What the task requires |
Pull each line containing "多样挣钱" out of the data and copy it.

Input |
┌──

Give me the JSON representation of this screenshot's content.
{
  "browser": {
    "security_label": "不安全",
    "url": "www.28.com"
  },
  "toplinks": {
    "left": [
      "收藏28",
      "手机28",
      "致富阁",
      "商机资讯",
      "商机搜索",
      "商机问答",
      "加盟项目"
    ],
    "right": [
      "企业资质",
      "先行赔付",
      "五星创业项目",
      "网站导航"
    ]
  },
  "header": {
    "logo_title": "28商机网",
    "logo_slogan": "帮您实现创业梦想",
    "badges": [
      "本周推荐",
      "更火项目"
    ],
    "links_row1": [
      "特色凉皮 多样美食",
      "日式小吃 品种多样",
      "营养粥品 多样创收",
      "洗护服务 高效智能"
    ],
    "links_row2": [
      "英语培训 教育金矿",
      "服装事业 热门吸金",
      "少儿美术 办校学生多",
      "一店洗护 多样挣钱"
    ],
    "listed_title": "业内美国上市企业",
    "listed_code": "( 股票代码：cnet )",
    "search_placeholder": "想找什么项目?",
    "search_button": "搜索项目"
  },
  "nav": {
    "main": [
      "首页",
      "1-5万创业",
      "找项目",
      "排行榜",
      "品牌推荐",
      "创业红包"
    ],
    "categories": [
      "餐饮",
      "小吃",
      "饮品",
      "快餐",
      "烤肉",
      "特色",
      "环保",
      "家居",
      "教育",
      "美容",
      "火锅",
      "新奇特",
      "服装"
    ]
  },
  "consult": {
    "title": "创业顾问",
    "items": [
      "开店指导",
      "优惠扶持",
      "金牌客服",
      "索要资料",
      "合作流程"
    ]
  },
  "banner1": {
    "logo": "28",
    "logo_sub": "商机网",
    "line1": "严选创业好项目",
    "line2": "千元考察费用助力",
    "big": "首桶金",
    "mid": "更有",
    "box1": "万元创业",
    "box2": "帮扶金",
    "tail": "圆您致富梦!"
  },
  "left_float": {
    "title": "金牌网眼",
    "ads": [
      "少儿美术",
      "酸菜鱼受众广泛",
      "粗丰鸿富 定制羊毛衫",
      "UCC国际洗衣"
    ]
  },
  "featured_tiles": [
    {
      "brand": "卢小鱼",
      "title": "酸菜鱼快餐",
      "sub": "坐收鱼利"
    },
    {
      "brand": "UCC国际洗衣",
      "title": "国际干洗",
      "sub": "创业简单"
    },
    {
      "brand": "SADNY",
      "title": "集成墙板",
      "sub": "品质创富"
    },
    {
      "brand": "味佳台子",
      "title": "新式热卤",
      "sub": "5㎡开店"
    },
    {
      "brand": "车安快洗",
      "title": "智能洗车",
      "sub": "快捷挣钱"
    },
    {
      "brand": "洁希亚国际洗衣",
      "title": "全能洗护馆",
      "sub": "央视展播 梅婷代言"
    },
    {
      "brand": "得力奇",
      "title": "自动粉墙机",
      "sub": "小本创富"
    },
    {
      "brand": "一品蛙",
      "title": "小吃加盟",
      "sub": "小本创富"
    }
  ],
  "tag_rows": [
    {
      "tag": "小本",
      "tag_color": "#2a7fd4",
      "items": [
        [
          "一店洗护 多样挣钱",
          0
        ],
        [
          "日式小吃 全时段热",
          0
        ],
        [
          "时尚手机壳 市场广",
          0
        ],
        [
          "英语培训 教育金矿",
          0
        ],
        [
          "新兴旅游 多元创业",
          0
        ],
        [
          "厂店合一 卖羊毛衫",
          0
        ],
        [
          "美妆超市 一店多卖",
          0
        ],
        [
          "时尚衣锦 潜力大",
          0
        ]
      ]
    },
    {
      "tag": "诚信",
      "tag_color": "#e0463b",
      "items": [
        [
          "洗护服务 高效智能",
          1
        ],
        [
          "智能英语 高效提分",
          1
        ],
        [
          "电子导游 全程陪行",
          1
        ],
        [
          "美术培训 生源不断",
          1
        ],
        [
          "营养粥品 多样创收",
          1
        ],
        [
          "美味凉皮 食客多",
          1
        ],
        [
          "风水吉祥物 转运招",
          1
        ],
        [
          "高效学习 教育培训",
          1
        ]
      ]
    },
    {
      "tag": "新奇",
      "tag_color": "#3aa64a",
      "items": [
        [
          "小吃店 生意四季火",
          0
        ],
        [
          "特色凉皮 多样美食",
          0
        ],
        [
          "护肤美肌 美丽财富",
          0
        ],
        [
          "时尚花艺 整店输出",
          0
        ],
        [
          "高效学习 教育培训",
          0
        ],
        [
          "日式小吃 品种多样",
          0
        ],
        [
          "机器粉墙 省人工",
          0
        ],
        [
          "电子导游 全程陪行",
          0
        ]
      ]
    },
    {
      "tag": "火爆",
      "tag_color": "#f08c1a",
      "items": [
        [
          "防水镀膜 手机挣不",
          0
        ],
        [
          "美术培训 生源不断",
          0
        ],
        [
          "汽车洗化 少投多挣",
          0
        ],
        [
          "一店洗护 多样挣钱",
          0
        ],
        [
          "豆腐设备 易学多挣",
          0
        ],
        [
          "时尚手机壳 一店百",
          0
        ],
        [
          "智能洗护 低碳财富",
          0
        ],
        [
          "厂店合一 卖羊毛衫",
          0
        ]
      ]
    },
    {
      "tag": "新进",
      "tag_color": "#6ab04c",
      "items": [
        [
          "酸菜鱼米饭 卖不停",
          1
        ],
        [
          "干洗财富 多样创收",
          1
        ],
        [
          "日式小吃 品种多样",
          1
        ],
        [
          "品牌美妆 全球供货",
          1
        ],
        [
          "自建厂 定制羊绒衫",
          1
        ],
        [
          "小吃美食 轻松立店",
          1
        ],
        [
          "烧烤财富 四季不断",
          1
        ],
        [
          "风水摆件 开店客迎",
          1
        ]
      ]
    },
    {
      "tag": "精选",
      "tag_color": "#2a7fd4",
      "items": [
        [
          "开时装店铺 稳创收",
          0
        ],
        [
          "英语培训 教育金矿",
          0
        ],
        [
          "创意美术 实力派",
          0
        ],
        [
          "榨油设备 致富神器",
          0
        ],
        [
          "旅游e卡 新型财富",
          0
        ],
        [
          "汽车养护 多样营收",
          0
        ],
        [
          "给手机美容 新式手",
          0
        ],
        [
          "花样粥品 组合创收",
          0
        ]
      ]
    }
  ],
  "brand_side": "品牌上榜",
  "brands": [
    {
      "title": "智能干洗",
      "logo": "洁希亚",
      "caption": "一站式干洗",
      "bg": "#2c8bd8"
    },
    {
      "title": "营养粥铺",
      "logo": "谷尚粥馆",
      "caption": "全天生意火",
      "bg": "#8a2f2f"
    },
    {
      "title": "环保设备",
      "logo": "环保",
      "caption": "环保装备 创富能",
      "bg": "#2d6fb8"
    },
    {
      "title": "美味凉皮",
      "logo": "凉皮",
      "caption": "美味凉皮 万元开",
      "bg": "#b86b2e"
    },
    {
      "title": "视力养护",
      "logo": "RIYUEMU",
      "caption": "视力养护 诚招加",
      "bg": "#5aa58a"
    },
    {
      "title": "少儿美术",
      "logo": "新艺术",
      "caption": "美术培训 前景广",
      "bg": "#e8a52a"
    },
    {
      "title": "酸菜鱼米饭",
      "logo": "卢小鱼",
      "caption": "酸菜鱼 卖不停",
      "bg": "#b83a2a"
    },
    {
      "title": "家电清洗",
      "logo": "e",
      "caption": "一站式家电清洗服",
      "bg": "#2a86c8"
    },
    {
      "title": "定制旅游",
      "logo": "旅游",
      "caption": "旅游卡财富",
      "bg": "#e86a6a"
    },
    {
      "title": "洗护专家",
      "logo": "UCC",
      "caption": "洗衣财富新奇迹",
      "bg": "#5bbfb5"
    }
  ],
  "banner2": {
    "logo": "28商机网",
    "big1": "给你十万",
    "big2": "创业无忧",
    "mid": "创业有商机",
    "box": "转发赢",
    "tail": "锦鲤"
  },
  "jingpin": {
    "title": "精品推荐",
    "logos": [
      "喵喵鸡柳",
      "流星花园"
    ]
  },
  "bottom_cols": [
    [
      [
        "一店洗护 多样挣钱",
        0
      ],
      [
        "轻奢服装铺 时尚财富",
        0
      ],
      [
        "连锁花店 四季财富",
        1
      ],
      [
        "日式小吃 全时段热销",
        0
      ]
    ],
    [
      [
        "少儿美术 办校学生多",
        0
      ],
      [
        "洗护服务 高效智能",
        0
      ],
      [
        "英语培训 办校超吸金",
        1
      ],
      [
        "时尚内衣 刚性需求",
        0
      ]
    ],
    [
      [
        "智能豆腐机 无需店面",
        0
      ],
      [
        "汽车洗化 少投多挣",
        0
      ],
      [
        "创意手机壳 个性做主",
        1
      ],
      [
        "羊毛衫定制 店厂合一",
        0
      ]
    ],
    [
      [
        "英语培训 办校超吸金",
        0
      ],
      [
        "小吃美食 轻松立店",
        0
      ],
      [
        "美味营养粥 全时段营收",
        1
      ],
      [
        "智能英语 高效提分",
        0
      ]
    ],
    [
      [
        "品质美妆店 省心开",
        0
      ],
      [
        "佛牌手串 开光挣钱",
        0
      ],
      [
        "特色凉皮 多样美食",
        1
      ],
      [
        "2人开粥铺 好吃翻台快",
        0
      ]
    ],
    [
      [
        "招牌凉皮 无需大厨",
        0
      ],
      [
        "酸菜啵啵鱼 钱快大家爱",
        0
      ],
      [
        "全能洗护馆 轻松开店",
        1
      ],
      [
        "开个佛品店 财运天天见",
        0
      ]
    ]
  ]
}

└──

In response |
      "一店洗护 多样挣钱"
          "一店洗护 多样挣钱",
          "一店洗护 多样挣钱",
        "一店洗护 多样挣钱",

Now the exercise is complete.